# [Challenge]
For the material that follows, list every line containing the word "mnie".

■ ■ ■ ■ ■ ■ ■

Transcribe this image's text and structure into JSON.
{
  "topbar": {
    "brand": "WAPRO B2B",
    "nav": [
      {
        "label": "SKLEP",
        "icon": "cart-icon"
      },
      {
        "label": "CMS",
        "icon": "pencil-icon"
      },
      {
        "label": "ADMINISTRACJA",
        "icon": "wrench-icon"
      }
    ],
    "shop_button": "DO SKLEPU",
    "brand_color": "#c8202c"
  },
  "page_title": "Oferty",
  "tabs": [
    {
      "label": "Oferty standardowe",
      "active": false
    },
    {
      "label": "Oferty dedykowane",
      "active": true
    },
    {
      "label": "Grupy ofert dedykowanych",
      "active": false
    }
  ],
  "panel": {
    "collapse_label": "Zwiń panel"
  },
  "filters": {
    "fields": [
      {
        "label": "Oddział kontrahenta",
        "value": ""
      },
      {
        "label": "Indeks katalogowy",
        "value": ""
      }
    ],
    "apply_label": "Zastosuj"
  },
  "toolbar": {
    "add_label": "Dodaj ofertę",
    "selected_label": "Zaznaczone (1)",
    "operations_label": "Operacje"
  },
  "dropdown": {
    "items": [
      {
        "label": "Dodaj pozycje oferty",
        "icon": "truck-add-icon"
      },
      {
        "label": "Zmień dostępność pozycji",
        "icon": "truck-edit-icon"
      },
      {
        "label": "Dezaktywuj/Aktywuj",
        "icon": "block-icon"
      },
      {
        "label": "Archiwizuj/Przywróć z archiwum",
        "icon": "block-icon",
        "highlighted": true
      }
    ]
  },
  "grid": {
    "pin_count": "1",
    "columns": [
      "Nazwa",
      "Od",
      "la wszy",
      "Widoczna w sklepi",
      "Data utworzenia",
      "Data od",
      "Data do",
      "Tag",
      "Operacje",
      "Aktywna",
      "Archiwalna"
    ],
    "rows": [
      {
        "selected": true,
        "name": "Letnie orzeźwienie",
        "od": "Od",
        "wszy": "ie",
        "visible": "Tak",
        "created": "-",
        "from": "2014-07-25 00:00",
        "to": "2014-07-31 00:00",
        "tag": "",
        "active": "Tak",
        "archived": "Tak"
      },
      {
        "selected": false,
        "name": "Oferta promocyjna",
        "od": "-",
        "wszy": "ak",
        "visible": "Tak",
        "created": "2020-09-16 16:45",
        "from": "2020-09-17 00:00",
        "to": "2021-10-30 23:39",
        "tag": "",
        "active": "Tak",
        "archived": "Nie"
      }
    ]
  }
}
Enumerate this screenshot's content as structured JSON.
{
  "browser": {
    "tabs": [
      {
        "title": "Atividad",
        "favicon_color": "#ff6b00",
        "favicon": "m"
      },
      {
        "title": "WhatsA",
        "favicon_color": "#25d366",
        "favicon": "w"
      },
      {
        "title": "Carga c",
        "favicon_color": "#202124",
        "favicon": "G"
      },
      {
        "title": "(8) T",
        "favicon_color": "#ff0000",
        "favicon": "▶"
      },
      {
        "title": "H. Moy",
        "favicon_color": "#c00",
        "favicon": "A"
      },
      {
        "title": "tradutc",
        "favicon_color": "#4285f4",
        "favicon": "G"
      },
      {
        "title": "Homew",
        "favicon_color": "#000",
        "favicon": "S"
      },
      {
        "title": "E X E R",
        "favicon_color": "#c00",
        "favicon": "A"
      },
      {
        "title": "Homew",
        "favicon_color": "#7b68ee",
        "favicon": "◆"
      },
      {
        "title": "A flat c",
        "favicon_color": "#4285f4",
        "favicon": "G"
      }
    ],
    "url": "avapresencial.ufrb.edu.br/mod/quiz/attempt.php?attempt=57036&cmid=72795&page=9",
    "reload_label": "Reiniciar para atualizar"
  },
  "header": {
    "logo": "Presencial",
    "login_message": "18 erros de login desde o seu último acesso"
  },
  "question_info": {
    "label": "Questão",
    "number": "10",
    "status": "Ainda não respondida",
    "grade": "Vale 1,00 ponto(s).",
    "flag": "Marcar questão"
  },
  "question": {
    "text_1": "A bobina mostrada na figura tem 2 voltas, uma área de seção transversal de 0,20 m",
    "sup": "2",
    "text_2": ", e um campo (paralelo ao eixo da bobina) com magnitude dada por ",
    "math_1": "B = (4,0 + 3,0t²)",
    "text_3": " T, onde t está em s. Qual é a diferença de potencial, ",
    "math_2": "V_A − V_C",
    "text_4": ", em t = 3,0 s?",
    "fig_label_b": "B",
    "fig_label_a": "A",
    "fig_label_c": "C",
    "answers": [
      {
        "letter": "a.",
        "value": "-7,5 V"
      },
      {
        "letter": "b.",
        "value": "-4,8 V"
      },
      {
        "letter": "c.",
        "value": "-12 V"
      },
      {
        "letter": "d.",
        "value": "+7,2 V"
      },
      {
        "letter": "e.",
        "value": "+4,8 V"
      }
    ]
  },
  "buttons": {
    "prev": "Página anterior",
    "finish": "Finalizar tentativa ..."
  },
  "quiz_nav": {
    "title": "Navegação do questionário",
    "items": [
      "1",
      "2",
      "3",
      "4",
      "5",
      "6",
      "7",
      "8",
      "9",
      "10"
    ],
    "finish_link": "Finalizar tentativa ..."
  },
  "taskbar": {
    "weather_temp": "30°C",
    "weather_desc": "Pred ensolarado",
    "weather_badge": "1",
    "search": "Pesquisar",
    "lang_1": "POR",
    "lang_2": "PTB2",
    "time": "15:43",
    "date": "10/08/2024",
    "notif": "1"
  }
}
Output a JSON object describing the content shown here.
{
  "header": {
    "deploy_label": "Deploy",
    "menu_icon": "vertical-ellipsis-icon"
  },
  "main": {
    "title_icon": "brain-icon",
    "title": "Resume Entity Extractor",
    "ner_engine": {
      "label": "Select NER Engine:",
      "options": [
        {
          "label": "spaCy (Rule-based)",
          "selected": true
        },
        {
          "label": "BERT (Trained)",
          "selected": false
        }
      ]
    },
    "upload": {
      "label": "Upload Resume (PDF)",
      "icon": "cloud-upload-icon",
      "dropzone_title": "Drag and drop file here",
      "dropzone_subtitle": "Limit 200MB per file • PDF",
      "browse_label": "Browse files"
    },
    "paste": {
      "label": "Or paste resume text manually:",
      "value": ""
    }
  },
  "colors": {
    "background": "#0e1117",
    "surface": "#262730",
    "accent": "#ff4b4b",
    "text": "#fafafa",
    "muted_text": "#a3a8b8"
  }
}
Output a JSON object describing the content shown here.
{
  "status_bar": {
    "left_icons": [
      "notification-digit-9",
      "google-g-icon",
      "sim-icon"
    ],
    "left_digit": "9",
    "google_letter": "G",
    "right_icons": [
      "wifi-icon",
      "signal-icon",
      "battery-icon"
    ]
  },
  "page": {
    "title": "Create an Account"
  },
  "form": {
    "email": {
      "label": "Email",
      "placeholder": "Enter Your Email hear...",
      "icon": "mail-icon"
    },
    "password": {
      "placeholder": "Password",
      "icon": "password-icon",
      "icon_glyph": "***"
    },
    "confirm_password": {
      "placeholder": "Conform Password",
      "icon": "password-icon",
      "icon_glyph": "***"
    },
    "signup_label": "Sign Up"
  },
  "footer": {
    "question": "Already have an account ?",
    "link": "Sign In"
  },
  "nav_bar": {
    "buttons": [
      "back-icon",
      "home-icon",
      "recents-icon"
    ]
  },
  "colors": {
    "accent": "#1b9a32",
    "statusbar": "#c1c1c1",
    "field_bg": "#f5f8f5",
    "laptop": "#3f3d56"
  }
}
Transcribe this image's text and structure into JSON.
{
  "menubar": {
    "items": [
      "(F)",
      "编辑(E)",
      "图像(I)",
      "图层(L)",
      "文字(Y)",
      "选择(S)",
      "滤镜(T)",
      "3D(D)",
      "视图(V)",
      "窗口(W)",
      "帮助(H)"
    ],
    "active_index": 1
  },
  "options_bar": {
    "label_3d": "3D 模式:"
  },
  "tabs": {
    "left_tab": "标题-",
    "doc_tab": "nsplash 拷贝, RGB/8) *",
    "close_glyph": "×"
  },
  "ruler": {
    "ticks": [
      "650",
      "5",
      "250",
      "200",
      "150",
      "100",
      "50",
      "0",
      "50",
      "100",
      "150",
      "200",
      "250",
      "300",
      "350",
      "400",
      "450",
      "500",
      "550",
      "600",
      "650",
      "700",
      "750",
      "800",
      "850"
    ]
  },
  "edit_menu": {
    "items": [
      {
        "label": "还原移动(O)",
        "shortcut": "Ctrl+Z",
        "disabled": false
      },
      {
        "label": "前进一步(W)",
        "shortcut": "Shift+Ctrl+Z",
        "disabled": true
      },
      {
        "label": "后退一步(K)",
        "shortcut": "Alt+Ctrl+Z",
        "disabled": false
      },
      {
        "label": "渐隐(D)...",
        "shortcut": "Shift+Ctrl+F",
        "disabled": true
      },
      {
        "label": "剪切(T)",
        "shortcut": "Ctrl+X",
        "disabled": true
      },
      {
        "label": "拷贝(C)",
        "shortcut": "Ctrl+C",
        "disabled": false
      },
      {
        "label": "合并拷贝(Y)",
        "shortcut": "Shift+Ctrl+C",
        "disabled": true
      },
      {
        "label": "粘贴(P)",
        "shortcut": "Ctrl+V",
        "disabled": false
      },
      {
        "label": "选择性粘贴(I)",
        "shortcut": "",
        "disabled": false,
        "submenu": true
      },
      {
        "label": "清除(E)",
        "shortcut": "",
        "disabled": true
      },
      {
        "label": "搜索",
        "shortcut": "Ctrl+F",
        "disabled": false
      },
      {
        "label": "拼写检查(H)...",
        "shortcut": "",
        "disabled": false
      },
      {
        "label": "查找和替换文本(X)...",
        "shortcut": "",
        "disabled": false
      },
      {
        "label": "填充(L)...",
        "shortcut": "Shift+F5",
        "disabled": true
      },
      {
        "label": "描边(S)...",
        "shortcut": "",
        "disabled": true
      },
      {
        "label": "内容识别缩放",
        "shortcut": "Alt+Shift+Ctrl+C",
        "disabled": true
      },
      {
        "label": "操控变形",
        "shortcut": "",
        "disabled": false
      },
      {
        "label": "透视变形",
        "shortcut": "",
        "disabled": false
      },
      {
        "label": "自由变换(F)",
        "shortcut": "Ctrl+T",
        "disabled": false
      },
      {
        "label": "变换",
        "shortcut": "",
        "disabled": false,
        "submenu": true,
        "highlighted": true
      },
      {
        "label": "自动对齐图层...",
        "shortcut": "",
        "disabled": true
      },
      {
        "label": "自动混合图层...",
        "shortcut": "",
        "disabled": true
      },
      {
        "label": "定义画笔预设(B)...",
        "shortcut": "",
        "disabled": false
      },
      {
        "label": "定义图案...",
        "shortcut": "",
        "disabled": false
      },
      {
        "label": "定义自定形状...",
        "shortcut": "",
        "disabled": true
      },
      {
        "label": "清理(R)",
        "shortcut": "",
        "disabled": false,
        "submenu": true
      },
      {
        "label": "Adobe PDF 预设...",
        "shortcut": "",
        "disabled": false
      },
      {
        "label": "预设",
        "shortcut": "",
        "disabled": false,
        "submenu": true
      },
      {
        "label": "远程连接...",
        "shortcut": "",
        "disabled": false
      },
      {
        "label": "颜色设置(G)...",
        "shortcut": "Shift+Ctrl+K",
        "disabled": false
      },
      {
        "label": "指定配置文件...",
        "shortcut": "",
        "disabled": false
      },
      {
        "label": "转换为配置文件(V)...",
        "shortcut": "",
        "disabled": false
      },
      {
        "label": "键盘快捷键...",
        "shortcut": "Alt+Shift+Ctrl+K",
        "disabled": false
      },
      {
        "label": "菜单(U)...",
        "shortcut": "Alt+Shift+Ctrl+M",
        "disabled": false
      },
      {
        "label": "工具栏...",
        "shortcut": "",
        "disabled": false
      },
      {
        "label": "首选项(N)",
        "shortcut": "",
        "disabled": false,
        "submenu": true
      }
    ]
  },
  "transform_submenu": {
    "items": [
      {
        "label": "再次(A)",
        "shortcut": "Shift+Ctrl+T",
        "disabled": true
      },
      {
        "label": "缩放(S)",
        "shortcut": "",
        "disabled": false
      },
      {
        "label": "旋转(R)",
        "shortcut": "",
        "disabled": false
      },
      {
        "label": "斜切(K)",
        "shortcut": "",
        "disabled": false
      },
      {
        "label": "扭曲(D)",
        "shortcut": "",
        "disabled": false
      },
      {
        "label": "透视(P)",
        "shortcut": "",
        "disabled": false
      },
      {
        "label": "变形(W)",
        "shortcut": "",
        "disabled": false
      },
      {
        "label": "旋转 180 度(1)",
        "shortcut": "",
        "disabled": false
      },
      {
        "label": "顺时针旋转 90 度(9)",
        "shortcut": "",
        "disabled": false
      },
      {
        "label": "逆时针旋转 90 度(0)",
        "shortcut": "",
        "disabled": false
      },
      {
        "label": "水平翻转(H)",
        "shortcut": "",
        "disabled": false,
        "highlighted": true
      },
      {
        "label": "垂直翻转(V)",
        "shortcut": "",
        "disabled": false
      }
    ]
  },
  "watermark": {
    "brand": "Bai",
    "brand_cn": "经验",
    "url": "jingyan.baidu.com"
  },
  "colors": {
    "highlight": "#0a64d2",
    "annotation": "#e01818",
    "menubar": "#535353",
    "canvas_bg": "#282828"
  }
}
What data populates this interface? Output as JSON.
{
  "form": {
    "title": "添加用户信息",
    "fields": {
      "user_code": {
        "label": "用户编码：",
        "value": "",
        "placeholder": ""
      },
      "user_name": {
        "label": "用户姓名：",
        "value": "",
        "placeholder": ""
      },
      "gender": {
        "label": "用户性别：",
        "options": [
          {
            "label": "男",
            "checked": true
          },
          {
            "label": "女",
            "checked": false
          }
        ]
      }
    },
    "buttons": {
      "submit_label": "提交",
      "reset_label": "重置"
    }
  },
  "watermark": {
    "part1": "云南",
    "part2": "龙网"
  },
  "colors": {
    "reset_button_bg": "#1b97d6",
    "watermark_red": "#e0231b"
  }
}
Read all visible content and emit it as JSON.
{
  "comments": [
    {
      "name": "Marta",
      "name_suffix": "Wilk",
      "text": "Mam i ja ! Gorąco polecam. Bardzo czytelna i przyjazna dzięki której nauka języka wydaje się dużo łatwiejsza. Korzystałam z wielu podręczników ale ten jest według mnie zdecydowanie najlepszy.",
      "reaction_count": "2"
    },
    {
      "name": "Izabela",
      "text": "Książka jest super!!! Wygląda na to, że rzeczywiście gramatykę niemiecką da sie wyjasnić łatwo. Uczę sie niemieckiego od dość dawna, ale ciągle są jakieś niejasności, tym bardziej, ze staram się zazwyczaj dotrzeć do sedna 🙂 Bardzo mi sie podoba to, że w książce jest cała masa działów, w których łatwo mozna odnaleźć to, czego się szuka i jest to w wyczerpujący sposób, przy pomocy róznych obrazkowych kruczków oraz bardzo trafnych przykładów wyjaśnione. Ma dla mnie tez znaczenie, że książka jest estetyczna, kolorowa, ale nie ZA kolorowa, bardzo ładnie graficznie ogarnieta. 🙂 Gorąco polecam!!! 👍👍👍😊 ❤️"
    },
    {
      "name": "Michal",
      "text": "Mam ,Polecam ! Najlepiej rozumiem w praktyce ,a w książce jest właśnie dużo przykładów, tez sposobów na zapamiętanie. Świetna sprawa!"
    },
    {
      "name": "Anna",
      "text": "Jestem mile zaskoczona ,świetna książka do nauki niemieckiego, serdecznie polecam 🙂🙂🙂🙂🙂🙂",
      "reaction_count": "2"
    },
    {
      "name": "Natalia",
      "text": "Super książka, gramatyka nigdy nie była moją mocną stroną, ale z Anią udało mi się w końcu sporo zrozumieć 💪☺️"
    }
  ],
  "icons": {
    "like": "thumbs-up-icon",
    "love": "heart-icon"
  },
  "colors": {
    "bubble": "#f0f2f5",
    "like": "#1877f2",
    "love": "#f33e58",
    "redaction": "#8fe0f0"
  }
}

■ ■ ■ ■ ■ ■ ■

# [Answer to the task]
      "text": "Mam i ja ! Gorąco polecam. Bardzo czytelna i przyjazna dzięki której nauka języka wydaje się dużo łatwiejsza. Korzystałam z wielu podręczników ale ten jest według mnie zdecydowanie najlepszy.",
      "text": "Książka jest super!!! Wygląda na to, że rzeczywiście gramatykę niemiecką da sie wyjasnić łatwo. Uczę sie niemieckiego od dość dawna, ale ciągle są jakieś niejasności, tym bardziej, ze staram się zazwyczaj dotrzeć do sedna 🙂 Bardzo mi sie podoba to, że w książce jest cała masa działów, w których łatwo mozna odnaleźć to, czego się szuka i jest to w wyczerpujący sposób, przy pomocy róznych obrazkowych kruczków oraz bardzo trafnych przykładów wyjaśnione. Ma dla mnie tez znaczenie, że książka jest estetyczna, kolorowa, ale nie ZA kolorowa, bardzo ładnie graficznie ogarnieta. 🙂 Gorąco polecam!!! 👍👍👍😊 ❤️"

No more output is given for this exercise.